### TASK STATEMENT
Repeat the full listing, word for word.

### DATA IN THIS EXERCISE
********************
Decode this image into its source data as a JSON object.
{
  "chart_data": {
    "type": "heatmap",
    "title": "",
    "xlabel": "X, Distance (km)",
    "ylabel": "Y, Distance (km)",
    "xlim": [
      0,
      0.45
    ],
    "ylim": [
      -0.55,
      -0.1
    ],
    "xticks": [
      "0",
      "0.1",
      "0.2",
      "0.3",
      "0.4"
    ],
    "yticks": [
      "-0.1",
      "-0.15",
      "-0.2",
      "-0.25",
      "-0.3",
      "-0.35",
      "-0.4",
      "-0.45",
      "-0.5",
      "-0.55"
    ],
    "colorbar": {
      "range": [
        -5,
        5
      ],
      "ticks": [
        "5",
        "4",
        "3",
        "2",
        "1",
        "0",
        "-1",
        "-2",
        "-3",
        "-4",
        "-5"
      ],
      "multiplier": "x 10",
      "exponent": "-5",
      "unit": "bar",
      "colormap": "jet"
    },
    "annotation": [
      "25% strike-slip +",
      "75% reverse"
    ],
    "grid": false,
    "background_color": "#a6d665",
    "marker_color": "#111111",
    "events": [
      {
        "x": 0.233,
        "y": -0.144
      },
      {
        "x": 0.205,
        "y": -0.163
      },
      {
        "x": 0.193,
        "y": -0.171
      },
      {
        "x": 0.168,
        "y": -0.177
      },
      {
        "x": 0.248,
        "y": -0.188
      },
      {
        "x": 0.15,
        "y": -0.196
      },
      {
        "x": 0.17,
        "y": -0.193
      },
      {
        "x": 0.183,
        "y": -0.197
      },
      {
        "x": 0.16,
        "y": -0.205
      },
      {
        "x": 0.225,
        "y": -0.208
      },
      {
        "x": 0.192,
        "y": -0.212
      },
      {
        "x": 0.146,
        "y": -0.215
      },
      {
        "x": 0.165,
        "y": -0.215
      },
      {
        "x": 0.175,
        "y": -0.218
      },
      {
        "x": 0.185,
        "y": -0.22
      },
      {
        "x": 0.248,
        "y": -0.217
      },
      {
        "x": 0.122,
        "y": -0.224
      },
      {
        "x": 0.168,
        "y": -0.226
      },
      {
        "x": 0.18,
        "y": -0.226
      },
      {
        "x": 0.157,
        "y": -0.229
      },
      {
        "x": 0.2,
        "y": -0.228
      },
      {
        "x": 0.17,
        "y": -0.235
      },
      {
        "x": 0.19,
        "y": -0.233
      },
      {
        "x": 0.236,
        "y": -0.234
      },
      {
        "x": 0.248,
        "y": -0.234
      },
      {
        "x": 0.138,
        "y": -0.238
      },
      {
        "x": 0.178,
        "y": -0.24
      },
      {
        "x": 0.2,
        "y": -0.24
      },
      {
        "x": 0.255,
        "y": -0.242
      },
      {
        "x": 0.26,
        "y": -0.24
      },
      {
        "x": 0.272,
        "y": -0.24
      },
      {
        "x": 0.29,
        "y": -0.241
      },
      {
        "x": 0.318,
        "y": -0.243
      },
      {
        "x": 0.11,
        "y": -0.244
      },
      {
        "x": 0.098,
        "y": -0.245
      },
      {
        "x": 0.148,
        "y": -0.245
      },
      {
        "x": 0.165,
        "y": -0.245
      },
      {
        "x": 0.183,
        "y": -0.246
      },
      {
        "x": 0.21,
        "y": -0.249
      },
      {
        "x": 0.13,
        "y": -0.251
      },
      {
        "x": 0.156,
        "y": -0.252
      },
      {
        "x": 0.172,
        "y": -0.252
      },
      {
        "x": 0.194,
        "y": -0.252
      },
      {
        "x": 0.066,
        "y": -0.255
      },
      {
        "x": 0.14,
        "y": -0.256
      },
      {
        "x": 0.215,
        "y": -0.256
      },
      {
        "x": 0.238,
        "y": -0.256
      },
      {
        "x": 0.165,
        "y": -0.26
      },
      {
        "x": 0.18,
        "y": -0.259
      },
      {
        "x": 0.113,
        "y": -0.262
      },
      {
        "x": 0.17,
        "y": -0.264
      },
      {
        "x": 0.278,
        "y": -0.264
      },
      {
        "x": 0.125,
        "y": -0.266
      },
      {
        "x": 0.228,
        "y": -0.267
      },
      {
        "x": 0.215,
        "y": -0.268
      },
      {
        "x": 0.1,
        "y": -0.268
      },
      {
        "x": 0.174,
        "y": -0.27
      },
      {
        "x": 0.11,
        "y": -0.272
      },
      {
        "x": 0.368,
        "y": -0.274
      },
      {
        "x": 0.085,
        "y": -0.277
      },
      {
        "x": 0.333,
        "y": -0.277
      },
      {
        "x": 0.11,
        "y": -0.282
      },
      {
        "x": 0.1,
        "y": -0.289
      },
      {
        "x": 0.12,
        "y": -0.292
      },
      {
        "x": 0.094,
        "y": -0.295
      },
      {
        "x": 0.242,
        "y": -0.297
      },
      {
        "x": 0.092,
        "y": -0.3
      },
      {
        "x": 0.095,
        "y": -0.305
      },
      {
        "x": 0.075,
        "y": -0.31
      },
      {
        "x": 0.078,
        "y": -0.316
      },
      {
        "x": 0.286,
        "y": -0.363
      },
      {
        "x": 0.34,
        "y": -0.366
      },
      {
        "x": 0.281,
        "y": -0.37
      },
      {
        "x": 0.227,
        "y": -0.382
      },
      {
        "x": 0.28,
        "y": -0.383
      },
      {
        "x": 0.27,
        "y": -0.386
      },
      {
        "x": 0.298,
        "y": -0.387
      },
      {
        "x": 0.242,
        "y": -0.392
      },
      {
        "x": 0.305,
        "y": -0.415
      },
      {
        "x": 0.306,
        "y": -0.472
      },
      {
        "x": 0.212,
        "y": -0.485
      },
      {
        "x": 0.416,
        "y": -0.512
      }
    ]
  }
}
********************
### FULL SOLUTION
Decode this image into its source data as a JSON object.
{
  "chart_data": {
    "type": "heatmap",
    "title": "",
    "xlabel": "X, Distance (km)",
    "ylabel": "Y, Distance (km)",
    "xlim": [
      0,
      0.45
    ],
    "ylim": [
      -0.55,
      -0.1
    ],
    "xticks": [
      "0",
      "0.1",
      "0.2",
      "0.3",
      "0.4"
    ],
    "yticks": [
      "-0.1",
      "-0.15",
      "-0.2",
      "-0.25",
      "-0.3",
      "-0.35",
      "-0.4",
      "-0.45",
      "-0.5",
      "-0.55"
    ],
    "colorbar": {
      "range": [
        -5,
        5
      ],
      "ticks": [
        "5",
        "4",
        "3",
        "2",
        "1",
        "0",
        "-1",
        "-2",
        "-3",
        "-4",
        "-5"
      ],
      "multiplier": "x 10",
      "exponent": "-5",
      "unit": "bar",
      "colormap": "jet"
    },
    "annotation": [
      "25% strike-slip +",
      "75% reverse"
    ],
    "grid": false,
    "background_color": "#a6d665",
    "marker_color": "#111111",
    "events": [
      {
        "x": 0.233,
        "y": -0.144
      },
      {
        "x": 0.205,
        "y": -0.163
      },
      {
        "x": 0.193,
        "y": -0.171
      },
      {
        "x": 0.168,
        "y": -0.177
      },
      {
        "x": 0.248,
        "y": -0.188
      },
      {
        "x": 0.15,
        "y": -0.196
      },
      {
        "x": 0.17,
        "y": -0.193
      },
      {
        "x": 0.183,
        "y": -0.197
      },
      {
        "x": 0.16,
        "y": -0.205
      },
      {
        "x": 0.225,
        "y": -0.208
      },
      {
        "x": 0.192,
        "y": -0.212
      },
      {
        "x": 0.146,
        "y": -0.215
      },
      {
        "x": 0.165,
        "y": -0.215
      },
      {
        "x": 0.175,
        "y": -0.218
      },
      {
        "x": 0.185,
        "y": -0.22
      },
      {
        "x": 0.248,
        "y": -0.217
      },
      {
        "x": 0.122,
        "y": -0.224
      },
      {
        "x": 0.168,
        "y": -0.226
      },
      {
        "x": 0.18,
        "y": -0.226
      },
      {
        "x": 0.157,
        "y": -0.229
      },
      {
        "x": 0.2,
        "y": -0.228
      },
      {
        "x": 0.17,
        "y": -0.235
      },
      {
        "x": 0.19,
        "y": -0.233
      },
      {
        "x": 0.236,
        "y": -0.234
      },
      {
        "x": 0.248,
        "y": -0.234
      },
      {
        "x": 0.138,
        "y": -0.238
      },
      {
        "x": 0.178,
        "y": -0.24
      },
      {
        "x": 0.2,
        "y": -0.24
      },
      {
        "x": 0.255,
        "y": -0.242
      },
      {
        "x": 0.26,
        "y": -0.24
      },
      {
        "x": 0.272,
        "y": -0.24
      },
      {
        "x": 0.29,
        "y": -0.241
      },
      {
        "x": 0.318,
        "y": -0.243
      },
      {
        "x": 0.11,
        "y": -0.244
      },
      {
        "x": 0.098,
        "y": -0.245
      },
      {
        "x": 0.148,
        "y": -0.245
      },
      {
        "x": 0.165,
        "y": -0.245
      },
      {
        "x": 0.183,
        "y": -0.246
      },
      {
        "x": 0.21,
        "y": -0.249
      },
      {
        "x": 0.13,
        "y": -0.251
      },
      {
        "x": 0.156,
        "y": -0.252
      },
      {
        "x": 0.172,
        "y": -0.252
      },
      {
        "x": 0.194,
        "y": -0.252
      },
      {
        "x": 0.066,
        "y": -0.255
      },
      {
        "x": 0.14,
        "y": -0.256
      },
      {
        "x": 0.215,
        "y": -0.256
      },
      {
        "x": 0.238,
        "y": -0.256
      },
      {
        "x": 0.165,
        "y": -0.26
      },
      {
        "x": 0.18,
        "y": -0.259
      },
      {
        "x": 0.113,
        "y": -0.262
      },
      {
        "x": 0.17,
        "y": -0.264
      },
      {
        "x": 0.278,
        "y": -0.264
      },
      {
        "x": 0.125,
        "y": -0.266
      },
      {
        "x": 0.228,
        "y": -0.267
      },
      {
        "x": 0.215,
        "y": -0.268
      },
      {
        "x": 0.1,
        "y": -0.268
      },
      {
        "x": 0.174,
        "y": -0.27
      },
      {
        "x": 0.11,
        "y": -0.272
      },
      {
        "x": 0.368,
        "y": -0.274
      },
      {
        "x": 0.085,
        "y": -0.277
      },
      {
        "x": 0.333,
        "y": -0.277
      },
      {
        "x": 0.11,
        "y": -0.282
      },
      {
        "x": 0.1,
        "y": -0.289
      },
      {
        "x": 0.12,
        "y": -0.292
      },
      {
        "x": 0.094,
        "y": -0.295
      },
      {
        "x": 0.242,
        "y": -0.297
      },
      {
        "x": 0.092,
        "y": -0.3
      },
      {
        "x": 0.095,
        "y": -0.305
      },
      {
        "x": 0.075,
        "y": -0.31
      },
      {
        "x": 0.078,
        "y": -0.316
      },
      {
        "x": 0.286,
        "y": -0.363
      },
      {
        "x": 0.34,
        "y": -0.366
      },
      {
        "x": 0.281,
        "y": -0.37
      },
      {
        "x": 0.227,
        "y": -0.382
      },
      {
        "x": 0.28,
        "y": -0.383
      },
      {
        "x": 0.27,
        "y": -0.386
      },
      {
        "x": 0.298,
        "y": -0.387
      },
      {
        "x": 0.242,
        "y": -0.392
      },
      {
        "x": 0.305,
        "y": -0.415
      },
      {
        "x": 0.306,
        "y": -0.472
      },
      {
        "x": 0.212,
        "y": -0.485
      },
      {
        "x": 0.416,
        "y": -0.512
      }
    ]
  }
}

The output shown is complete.